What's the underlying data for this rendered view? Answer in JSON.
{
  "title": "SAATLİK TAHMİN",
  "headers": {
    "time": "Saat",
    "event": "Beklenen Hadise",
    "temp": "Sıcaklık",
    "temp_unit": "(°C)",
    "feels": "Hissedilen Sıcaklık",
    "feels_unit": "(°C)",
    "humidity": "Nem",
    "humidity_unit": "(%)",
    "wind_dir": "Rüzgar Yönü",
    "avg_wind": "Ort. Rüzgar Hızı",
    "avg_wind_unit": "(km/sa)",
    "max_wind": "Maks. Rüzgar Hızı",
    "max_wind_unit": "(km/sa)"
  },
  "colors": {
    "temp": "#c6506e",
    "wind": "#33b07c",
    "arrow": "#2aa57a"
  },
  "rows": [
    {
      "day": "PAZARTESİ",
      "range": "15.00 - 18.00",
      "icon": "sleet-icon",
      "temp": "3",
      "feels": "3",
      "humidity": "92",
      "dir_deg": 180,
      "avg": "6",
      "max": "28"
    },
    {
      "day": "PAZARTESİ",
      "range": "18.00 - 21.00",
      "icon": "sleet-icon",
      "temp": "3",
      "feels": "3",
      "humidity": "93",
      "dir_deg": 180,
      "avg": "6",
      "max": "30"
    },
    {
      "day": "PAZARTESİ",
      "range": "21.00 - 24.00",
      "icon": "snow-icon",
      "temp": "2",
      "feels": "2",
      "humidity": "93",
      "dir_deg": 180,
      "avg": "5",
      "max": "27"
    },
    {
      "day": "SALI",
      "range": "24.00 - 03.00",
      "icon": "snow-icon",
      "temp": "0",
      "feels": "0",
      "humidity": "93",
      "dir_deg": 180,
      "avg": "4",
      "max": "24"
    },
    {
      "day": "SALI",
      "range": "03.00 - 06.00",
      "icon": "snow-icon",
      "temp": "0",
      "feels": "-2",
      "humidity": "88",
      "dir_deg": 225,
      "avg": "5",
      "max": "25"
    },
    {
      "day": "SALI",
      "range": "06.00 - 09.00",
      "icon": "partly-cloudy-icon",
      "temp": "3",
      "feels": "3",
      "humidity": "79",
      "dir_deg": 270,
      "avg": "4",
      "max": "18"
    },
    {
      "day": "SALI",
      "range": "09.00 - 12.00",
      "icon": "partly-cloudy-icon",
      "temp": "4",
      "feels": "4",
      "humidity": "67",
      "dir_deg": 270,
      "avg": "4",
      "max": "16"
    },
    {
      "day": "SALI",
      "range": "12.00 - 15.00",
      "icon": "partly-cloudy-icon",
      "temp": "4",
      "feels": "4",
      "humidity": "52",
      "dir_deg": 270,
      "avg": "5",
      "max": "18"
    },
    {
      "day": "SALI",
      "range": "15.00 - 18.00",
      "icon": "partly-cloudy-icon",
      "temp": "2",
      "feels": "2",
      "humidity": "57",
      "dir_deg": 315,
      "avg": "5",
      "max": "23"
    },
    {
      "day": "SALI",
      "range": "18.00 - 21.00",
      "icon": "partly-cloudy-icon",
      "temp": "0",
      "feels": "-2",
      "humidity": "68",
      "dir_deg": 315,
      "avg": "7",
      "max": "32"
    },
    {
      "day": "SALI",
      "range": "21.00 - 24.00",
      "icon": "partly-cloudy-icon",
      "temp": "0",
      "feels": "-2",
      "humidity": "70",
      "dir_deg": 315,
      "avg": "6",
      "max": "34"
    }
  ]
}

● Set exercise: Looking at the records above, work out how many lines include the word "range", then give that number by itself.

● Exercise response: 11